▶ **Goal**
Below are records to repeat exactly. Omit the pictures from the copy.
━━━ Dataset rows ━━━
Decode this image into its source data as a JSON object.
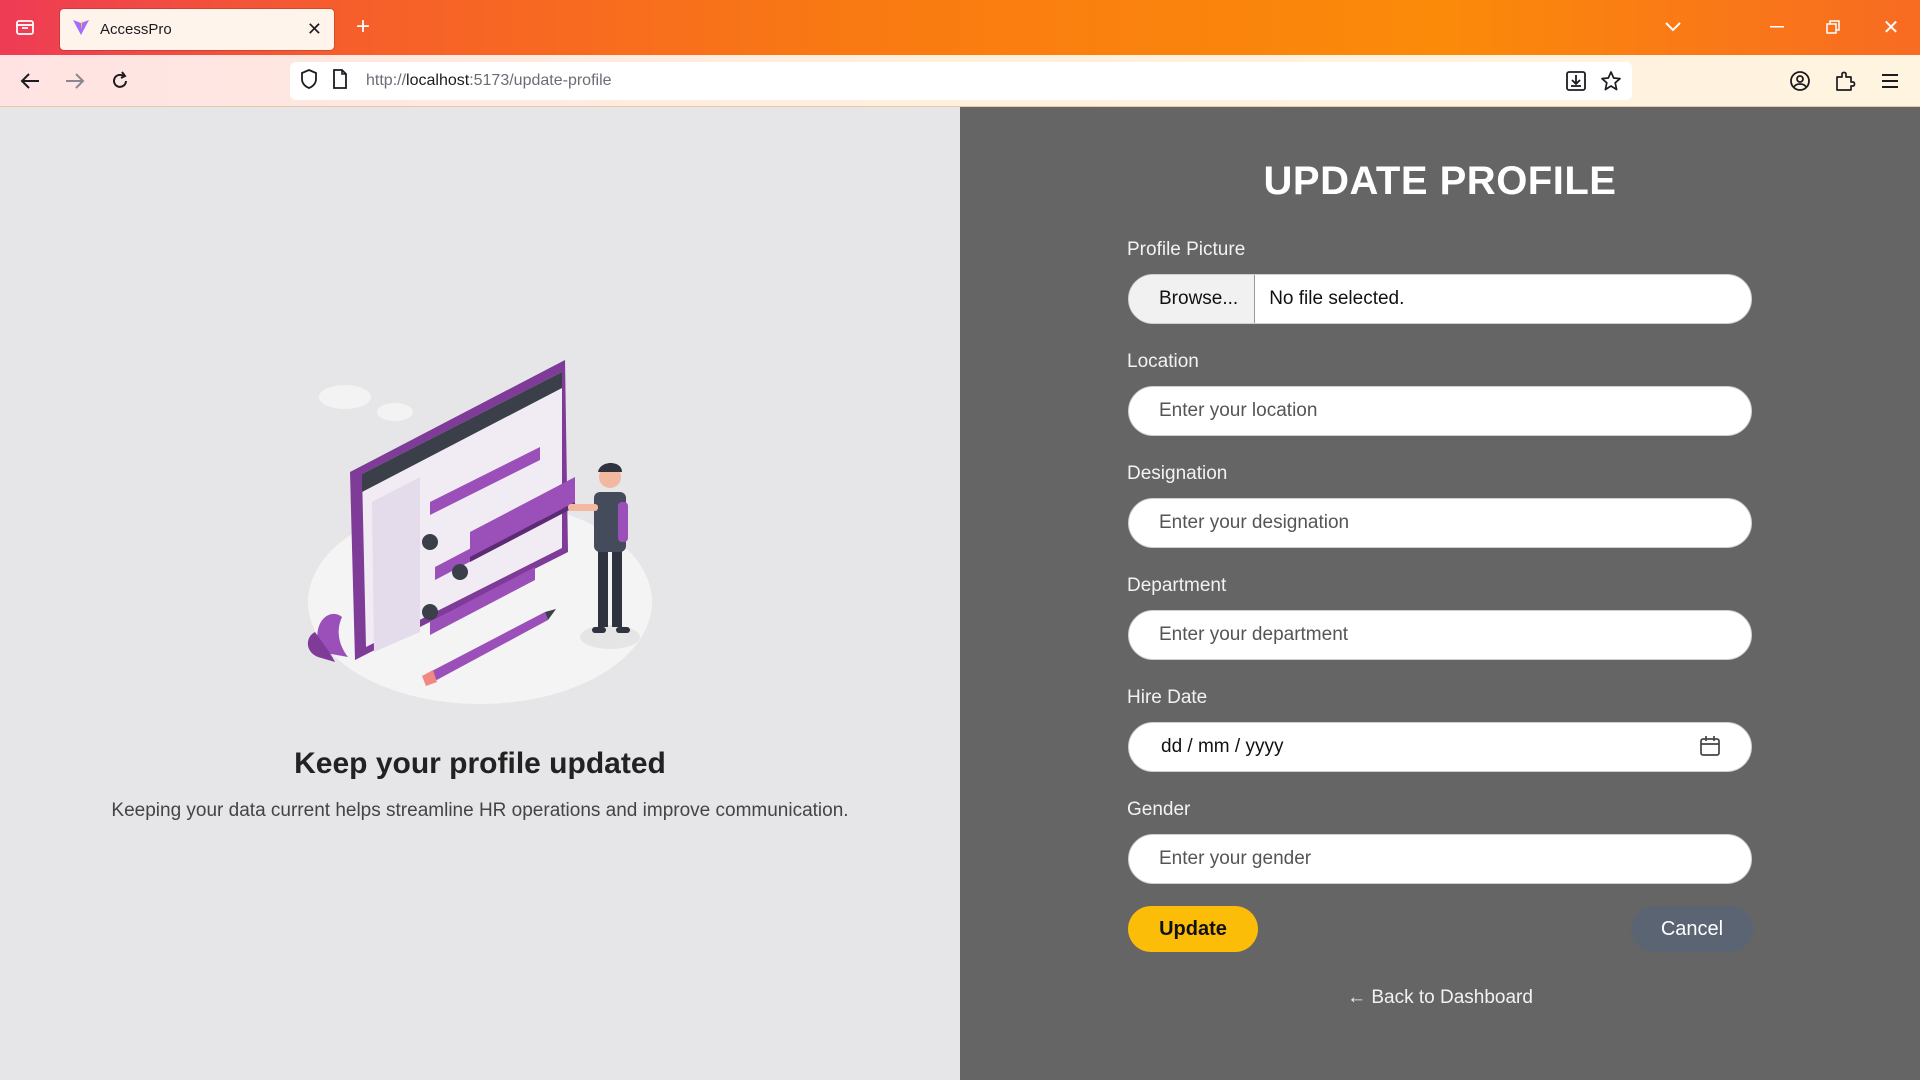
{
  "browser": {
    "tab_title": "AccessPro",
    "url_prefix": "http://",
    "url_host": "localhost",
    "url_rest": ":5173/update-profile"
  },
  "left": {
    "heading": "Keep your profile updated",
    "subheading": "Keeping your data current helps streamline HR operations and improve communication."
  },
  "form": {
    "title": "UPDATE PROFILE",
    "profile_picture_label": "Profile Picture",
    "browse_label": "Browse...",
    "file_status": "No file selected.",
    "location_label": "Location",
    "location_placeholder": "Enter your location",
    "designation_label": "Designation",
    "designation_placeholder": "Enter your designation",
    "department_label": "Department",
    "department_placeholder": "Enter your department",
    "hire_date_label": "Hire Date",
    "hire_date_value": "dd / mm / yyyy",
    "gender_label": "Gender",
    "gender_placeholder": "Enter your gender",
    "update_label": "Update",
    "cancel_label": "Cancel",
    "back_link": "← Back to Dashboard"
  },
  "colors": {
    "accent": "#fbbd08",
    "panel": "#656565",
    "cancel": "#5a6472",
    "illustration": "#9b4fb8"
  }
}
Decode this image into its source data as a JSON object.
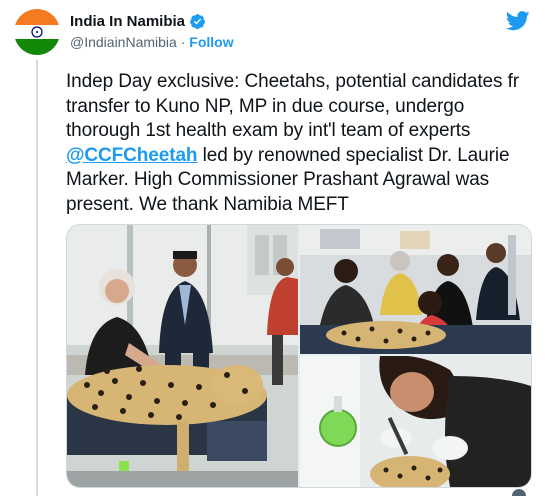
{
  "account": {
    "name": "India In Namibia",
    "handle": "@IndiainNamibia",
    "separator": "·",
    "follow_label": "Follow",
    "avatar_icon": "india-flag-avatar",
    "verified_icon": "verified-badge-icon",
    "brand_icon": "twitter-bird-icon"
  },
  "tweet": {
    "text_before": "Indep Day exclusive: Cheetahs, potential candidates fr transfer to Kuno NP, MP in due course, undergo thorough 1st health exam by int'l team of experts ",
    "mention": "@CCFCheetah",
    "text_after": " led by renowned specialist Dr. Laurie Marker. High Commissioner Prashant Agrawal was present. We thank Namibia MEFT"
  },
  "colors": {
    "accent": "#1d9bf0",
    "text": "#0f1419",
    "secondary_text": "#536471",
    "saffron": "#f47b20",
    "green": "#138808"
  },
  "media": {
    "count": 3,
    "photos": [
      "cheetah-health-exam-photo",
      "veterinary-team-photo",
      "cheetah-dental-exam-photo"
    ]
  }
}
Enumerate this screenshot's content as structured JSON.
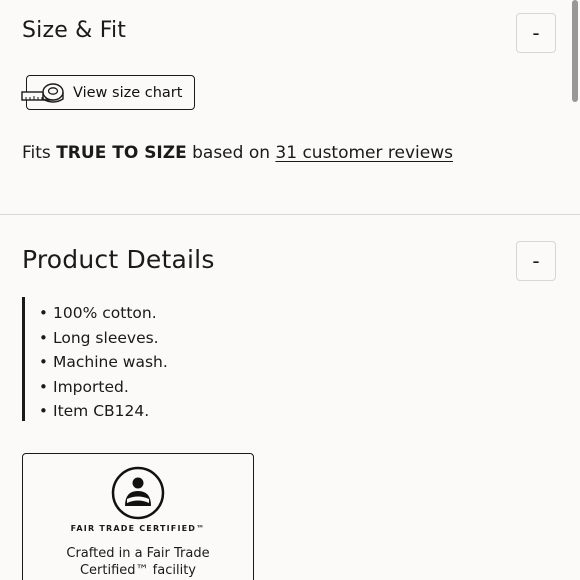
{
  "size_fit": {
    "title": "Size & Fit",
    "toggle_label": "-",
    "size_chart_label": "View size chart",
    "fit_prefix": "Fits ",
    "fit_value": "TRUE TO SIZE",
    "fit_middle": " based on ",
    "reviews_link": "31 customer reviews"
  },
  "product_details": {
    "title": "Product Details",
    "toggle_label": "-",
    "items": [
      "100% cotton.",
      "Long sleeves.",
      "Machine wash.",
      "Imported.",
      "Item CB124."
    ]
  },
  "fair_trade": {
    "badge_text": "FAIR TRADE CERTIFIED™",
    "caption_line1": "Crafted in a Fair Trade",
    "caption_line2": "Certified™ facility",
    "logo_icon": "fair-trade-certified-logo"
  },
  "icons": {
    "size_chart_icon": "tape-measure-icon"
  }
}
━━━
▶ **Problem solution**
Decode this image into its source data as a JSON object.
{
  "browser": {
    "tab_title": "AccessPro",
    "url_prefix": "http://",
    "url_host": "localhost",
    "url_rest": ":5173/update-profile"
  },
  "left": {
    "heading": "Keep your profile updated",
    "subheading": "Keeping your data current helps streamline HR operations and improve communication."
  },
  "form": {
    "title": "UPDATE PROFILE",
    "profile_picture_label": "Profile Picture",
    "browse_label": "Browse...",
    "file_status": "No file selected.",
    "location_label": "Location",
    "location_placeholder": "Enter your location",
    "designation_label": "Designation",
    "designation_placeholder": "Enter your designation",
    "department_label": "Department",
    "department_placeholder": "Enter your department",
    "hire_date_label": "Hire Date",
    "hire_date_value": "dd / mm / yyyy",
    "gender_label": "Gender",
    "gender_placeholder": "Enter your gender",
    "update_label": "Update",
    "cancel_label": "Cancel",
    "back_link": "← Back to Dashboard"
  },
  "colors": {
    "accent": "#fbbd08",
    "panel": "#656565",
    "cancel": "#5a6472",
    "illustration": "#9b4fb8"
  }
}
Decode this image into its source data as a JSON object.
{
  "account": {
    "name": "India In Namibia",
    "handle": "@IndiainNamibia",
    "separator": "·",
    "follow_label": "Follow",
    "avatar_icon": "india-flag-avatar",
    "verified_icon": "verified-badge-icon",
    "brand_icon": "twitter-bird-icon"
  },
  "tweet": {
    "text_before": "Indep Day exclusive: Cheetahs, potential candidates fr transfer to Kuno NP, MP in due course, undergo thorough 1st health exam by int'l team of experts ",
    "mention": "@CCFCheetah",
    "text_after": " led by renowned specialist Dr. Laurie Marker. High Commissioner Prashant Agrawal was present. We thank Namibia MEFT"
  },
  "colors": {
    "accent": "#1d9bf0",
    "text": "#0f1419",
    "secondary_text": "#536471",
    "saffron": "#f47b20",
    "green": "#138808"
  },
  "media": {
    "count": 3,
    "photos": [
      "cheetah-health-exam-photo",
      "veterinary-team-photo",
      "cheetah-dental-exam-photo"
    ]
  }
}
Enumerate this screenshot's content as structured JSON.
{
  "size_fit": {
    "title": "Size & Fit",
    "toggle_label": "-",
    "size_chart_label": "View size chart",
    "fit_prefix": "Fits ",
    "fit_value": "TRUE TO SIZE",
    "fit_middle": " based on ",
    "reviews_link": "31 customer reviews"
  },
  "product_details": {
    "title": "Product Details",
    "toggle_label": "-",
    "items": [
      "100% cotton.",
      "Long sleeves.",
      "Machine wash.",
      "Imported.",
      "Item CB124."
    ]
  },
  "fair_trade": {
    "badge_text": "FAIR TRADE CERTIFIED™",
    "caption_line1": "Crafted in a Fair Trade",
    "caption_line2": "Certified™ facility",
    "logo_icon": "fair-trade-certified-logo"
  },
  "icons": {
    "size_chart_icon": "tape-measure-icon"
  }
}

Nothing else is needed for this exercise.